Exercise :: Retype everything in the listing, leaving each line exactly as it is.

(Figure collection entries)
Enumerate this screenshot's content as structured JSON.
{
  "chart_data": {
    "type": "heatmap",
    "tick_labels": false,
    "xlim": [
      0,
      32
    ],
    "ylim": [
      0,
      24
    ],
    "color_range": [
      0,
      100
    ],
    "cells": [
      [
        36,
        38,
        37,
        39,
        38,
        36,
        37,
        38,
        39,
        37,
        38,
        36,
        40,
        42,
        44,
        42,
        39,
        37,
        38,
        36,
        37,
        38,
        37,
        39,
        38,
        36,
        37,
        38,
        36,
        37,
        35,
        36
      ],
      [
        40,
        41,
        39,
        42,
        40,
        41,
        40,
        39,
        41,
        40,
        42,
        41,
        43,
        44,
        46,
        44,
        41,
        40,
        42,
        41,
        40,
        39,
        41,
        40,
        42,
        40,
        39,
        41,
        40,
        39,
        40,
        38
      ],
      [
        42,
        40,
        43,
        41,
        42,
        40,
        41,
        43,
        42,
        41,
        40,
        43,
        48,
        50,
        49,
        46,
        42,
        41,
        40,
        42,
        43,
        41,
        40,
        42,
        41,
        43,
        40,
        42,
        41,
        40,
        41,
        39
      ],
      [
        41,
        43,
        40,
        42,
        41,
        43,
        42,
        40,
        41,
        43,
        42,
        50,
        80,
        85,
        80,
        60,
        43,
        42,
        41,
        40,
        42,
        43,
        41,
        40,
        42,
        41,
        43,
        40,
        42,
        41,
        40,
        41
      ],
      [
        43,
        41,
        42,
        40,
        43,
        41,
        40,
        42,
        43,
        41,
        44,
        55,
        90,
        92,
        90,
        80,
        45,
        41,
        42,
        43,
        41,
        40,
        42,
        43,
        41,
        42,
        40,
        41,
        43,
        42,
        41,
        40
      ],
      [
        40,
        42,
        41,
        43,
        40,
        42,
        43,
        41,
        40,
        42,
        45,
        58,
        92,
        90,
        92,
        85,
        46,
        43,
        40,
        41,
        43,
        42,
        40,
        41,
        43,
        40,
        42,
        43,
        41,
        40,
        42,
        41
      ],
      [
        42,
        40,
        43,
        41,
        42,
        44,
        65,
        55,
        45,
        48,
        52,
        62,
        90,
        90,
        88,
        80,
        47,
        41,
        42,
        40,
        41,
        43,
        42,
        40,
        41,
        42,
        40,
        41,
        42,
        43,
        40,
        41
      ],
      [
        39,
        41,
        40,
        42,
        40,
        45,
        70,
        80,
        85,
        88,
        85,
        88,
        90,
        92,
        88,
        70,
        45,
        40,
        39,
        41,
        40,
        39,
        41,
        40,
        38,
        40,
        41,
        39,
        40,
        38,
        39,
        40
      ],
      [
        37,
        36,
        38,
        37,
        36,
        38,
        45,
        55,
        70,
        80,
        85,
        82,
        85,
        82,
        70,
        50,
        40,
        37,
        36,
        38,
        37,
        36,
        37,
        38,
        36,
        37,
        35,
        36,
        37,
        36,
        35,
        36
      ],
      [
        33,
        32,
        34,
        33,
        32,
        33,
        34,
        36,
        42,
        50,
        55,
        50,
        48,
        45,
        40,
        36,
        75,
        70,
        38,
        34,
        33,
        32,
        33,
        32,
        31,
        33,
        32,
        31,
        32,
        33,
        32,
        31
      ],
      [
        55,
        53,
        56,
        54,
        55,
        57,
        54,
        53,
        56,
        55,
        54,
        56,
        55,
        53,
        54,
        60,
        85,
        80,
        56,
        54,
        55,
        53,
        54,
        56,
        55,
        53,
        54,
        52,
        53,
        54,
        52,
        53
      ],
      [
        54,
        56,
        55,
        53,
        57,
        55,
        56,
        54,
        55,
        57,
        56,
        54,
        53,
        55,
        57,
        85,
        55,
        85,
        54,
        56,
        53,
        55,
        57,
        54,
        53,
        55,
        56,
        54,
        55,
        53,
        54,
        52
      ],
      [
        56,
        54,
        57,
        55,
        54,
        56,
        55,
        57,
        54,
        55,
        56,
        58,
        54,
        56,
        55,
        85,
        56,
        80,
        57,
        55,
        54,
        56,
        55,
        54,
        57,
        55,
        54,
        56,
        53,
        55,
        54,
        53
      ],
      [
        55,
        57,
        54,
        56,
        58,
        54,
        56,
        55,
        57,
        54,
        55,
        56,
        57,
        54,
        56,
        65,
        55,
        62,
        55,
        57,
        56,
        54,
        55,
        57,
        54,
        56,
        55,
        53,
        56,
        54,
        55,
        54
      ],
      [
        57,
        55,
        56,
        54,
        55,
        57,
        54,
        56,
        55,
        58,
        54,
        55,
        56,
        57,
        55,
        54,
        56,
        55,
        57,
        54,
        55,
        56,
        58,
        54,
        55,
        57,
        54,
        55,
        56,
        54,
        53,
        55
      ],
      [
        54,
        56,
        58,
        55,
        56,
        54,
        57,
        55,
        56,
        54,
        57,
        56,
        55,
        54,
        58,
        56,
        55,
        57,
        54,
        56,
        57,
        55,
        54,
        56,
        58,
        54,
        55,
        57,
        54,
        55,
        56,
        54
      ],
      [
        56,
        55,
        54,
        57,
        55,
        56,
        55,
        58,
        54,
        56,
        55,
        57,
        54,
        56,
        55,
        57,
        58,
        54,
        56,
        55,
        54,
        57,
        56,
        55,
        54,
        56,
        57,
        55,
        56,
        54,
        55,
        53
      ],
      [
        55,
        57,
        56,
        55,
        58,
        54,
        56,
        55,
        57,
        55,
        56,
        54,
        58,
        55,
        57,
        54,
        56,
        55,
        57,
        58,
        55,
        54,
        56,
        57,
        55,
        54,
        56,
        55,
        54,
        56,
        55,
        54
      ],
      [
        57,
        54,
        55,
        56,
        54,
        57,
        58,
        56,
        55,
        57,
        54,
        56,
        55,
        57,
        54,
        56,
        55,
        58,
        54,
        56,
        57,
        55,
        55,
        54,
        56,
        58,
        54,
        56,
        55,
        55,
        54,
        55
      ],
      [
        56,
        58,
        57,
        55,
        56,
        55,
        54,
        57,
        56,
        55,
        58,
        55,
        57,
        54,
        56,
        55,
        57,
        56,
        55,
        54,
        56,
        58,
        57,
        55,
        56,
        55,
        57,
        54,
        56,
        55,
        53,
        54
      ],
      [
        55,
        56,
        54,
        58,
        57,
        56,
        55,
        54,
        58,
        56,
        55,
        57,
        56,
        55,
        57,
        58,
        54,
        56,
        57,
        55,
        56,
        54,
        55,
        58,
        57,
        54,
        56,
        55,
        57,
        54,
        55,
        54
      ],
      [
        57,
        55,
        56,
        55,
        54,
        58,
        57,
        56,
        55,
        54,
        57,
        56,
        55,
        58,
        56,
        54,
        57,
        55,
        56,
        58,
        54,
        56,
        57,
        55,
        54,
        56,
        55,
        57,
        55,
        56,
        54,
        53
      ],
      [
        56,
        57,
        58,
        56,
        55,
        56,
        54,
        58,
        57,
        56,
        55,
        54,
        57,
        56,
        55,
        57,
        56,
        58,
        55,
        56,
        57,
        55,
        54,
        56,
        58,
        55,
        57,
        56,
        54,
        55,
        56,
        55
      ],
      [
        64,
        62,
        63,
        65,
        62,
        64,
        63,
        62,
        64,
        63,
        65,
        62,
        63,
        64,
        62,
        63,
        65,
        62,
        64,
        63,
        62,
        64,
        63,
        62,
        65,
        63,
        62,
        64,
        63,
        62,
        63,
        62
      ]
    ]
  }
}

Task output ::
Enumerate this screenshot's content as structured JSON.
{
  "chart_data": {
    "type": "heatmap",
    "tick_labels": false,
    "xlim": [
      0,
      32
    ],
    "ylim": [
      0,
      24
    ],
    "color_range": [
      0,
      100
    ],
    "cells": [
      [
        36,
        38,
        37,
        39,
        38,
        36,
        37,
        38,
        39,
        37,
        38,
        36,
        40,
        42,
        44,
        42,
        39,
        37,
        38,
        36,
        37,
        38,
        37,
        39,
        38,
        36,
        37,
        38,
        36,
        37,
        35,
        36
      ],
      [
        40,
        41,
        39,
        42,
        40,
        41,
        40,
        39,
        41,
        40,
        42,
        41,
        43,
        44,
        46,
        44,
        41,
        40,
        42,
        41,
        40,
        39,
        41,
        40,
        42,
        40,
        39,
        41,
        40,
        39,
        40,
        38
      ],
      [
        42,
        40,
        43,
        41,
        42,
        40,
        41,
        43,
        42,
        41,
        40,
        43,
        48,
        50,
        49,
        46,
        42,
        41,
        40,
        42,
        43,
        41,
        40,
        42,
        41,
        43,
        40,
        42,
        41,
        40,
        41,
        39
      ],
      [
        41,
        43,
        40,
        42,
        41,
        43,
        42,
        40,
        41,
        43,
        42,
        50,
        80,
        85,
        80,
        60,
        43,
        42,
        41,
        40,
        42,
        43,
        41,
        40,
        42,
        41,
        43,
        40,
        42,
        41,
        40,
        41
      ],
      [
        43,
        41,
        42,
        40,
        43,
        41,
        40,
        42,
        43,
        41,
        44,
        55,
        90,
        92,
        90,
        80,
        45,
        41,
        42,
        43,
        41,
        40,
        42,
        43,
        41,
        42,
        40,
        41,
        43,
        42,
        41,
        40
      ],
      [
        40,
        42,
        41,
        43,
        40,
        42,
        43,
        41,
        40,
        42,
        45,
        58,
        92,
        90,
        92,
        85,
        46,
        43,
        40,
        41,
        43,
        42,
        40,
        41,
        43,
        40,
        42,
        43,
        41,
        40,
        42,
        41
      ],
      [
        42,
        40,
        43,
        41,
        42,
        44,
        65,
        55,
        45,
        48,
        52,
        62,
        90,
        90,
        88,
        80,
        47,
        41,
        42,
        40,
        41,
        43,
        42,
        40,
        41,
        42,
        40,
        41,
        42,
        43,
        40,
        41
      ],
      [
        39,
        41,
        40,
        42,
        40,
        45,
        70,
        80,
        85,
        88,
        85,
        88,
        90,
        92,
        88,
        70,
        45,
        40,
        39,
        41,
        40,
        39,
        41,
        40,
        38,
        40,
        41,
        39,
        40,
        38,
        39,
        40
      ],
      [
        37,
        36,
        38,
        37,
        36,
        38,
        45,
        55,
        70,
        80,
        85,
        82,
        85,
        82,
        70,
        50,
        40,
        37,
        36,
        38,
        37,
        36,
        37,
        38,
        36,
        37,
        35,
        36,
        37,
        36,
        35,
        36
      ],
      [
        33,
        32,
        34,
        33,
        32,
        33,
        34,
        36,
        42,
        50,
        55,
        50,
        48,
        45,
        40,
        36,
        75,
        70,
        38,
        34,
        33,
        32,
        33,
        32,
        31,
        33,
        32,
        31,
        32,
        33,
        32,
        31
      ],
      [
        55,
        53,
        56,
        54,
        55,
        57,
        54,
        53,
        56,
        55,
        54,
        56,
        55,
        53,
        54,
        60,
        85,
        80,
        56,
        54,
        55,
        53,
        54,
        56,
        55,
        53,
        54,
        52,
        53,
        54,
        52,
        53
      ],
      [
        54,
        56,
        55,
        53,
        57,
        55,
        56,
        54,
        55,
        57,
        56,
        54,
        53,
        55,
        57,
        85,
        55,
        85,
        54,
        56,
        53,
        55,
        57,
        54,
        53,
        55,
        56,
        54,
        55,
        53,
        54,
        52
      ],
      [
        56,
        54,
        57,
        55,
        54,
        56,
        55,
        57,
        54,
        55,
        56,
        58,
        54,
        56,
        55,
        85,
        56,
        80,
        57,
        55,
        54,
        56,
        55,
        54,
        57,
        55,
        54,
        56,
        53,
        55,
        54,
        53
      ],
      [
        55,
        57,
        54,
        56,
        58,
        54,
        56,
        55,
        57,
        54,
        55,
        56,
        57,
        54,
        56,
        65,
        55,
        62,
        55,
        57,
        56,
        54,
        55,
        57,
        54,
        56,
        55,
        53,
        56,
        54,
        55,
        54
      ],
      [
        57,
        55,
        56,
        54,
        55,
        57,
        54,
        56,
        55,
        58,
        54,
        55,
        56,
        57,
        55,
        54,
        56,
        55,
        57,
        54,
        55,
        56,
        58,
        54,
        55,
        57,
        54,
        55,
        56,
        54,
        53,
        55
      ],
      [
        54,
        56,
        58,
        55,
        56,
        54,
        57,
        55,
        56,
        54,
        57,
        56,
        55,
        54,
        58,
        56,
        55,
        57,
        54,
        56,
        57,
        55,
        54,
        56,
        58,
        54,
        55,
        57,
        54,
        55,
        56,
        54
      ],
      [
        56,
        55,
        54,
        57,
        55,
        56,
        55,
        58,
        54,
        56,
        55,
        57,
        54,
        56,
        55,
        57,
        58,
        54,
        56,
        55,
        54,
        57,
        56,
        55,
        54,
        56,
        57,
        55,
        56,
        54,
        55,
        53
      ],
      [
        55,
        57,
        56,
        55,
        58,
        54,
        56,
        55,
        57,
        55,
        56,
        54,
        58,
        55,
        57,
        54,
        56,
        55,
        57,
        58,
        55,
        54,
        56,
        57,
        55,
        54,
        56,
        55,
        54,
        56,
        55,
        54
      ],
      [
        57,
        54,
        55,
        56,
        54,
        57,
        58,
        56,
        55,
        57,
        54,
        56,
        55,
        57,
        54,
        56,
        55,
        58,
        54,
        56,
        57,
        55,
        55,
        54,
        56,
        58,
        54,
        56,
        55,
        55,
        54,
        55
      ],
      [
        56,
        58,
        57,
        55,
        56,
        55,
        54,
        57,
        56,
        55,
        58,
        55,
        57,
        54,
        56,
        55,
        57,
        56,
        55,
        54,
        56,
        58,
        57,
        55,
        56,
        55,
        57,
        54,
        56,
        55,
        53,
        54
      ],
      [
        55,
        56,
        54,
        58,
        57,
        56,
        55,
        54,
        58,
        56,
        55,
        57,
        56,
        55,
        57,
        58,
        54,
        56,
        57,
        55,
        56,
        54,
        55,
        58,
        57,
        54,
        56,
        55,
        57,
        54,
        55,
        54
      ],
      [
        57,
        55,
        56,
        55,
        54,
        58,
        57,
        56,
        55,
        54,
        57,
        56,
        55,
        58,
        56,
        54,
        57,
        55,
        56,
        58,
        54,
        56,
        57,
        55,
        54,
        56,
        55,
        57,
        55,
        56,
        54,
        53
      ],
      [
        56,
        57,
        58,
        56,
        55,
        56,
        54,
        58,
        57,
        56,
        55,
        54,
        57,
        56,
        55,
        57,
        56,
        58,
        55,
        56,
        57,
        55,
        54,
        56,
        58,
        55,
        57,
        56,
        54,
        55,
        56,
        55
      ],
      [
        64,
        62,
        63,
        65,
        62,
        64,
        63,
        62,
        64,
        63,
        65,
        62,
        63,
        64,
        62,
        63,
        65,
        62,
        64,
        63,
        62,
        64,
        63,
        62,
        65,
        63,
        62,
        64,
        63,
        62,
        63,
        62
      ]
    ]
  }
}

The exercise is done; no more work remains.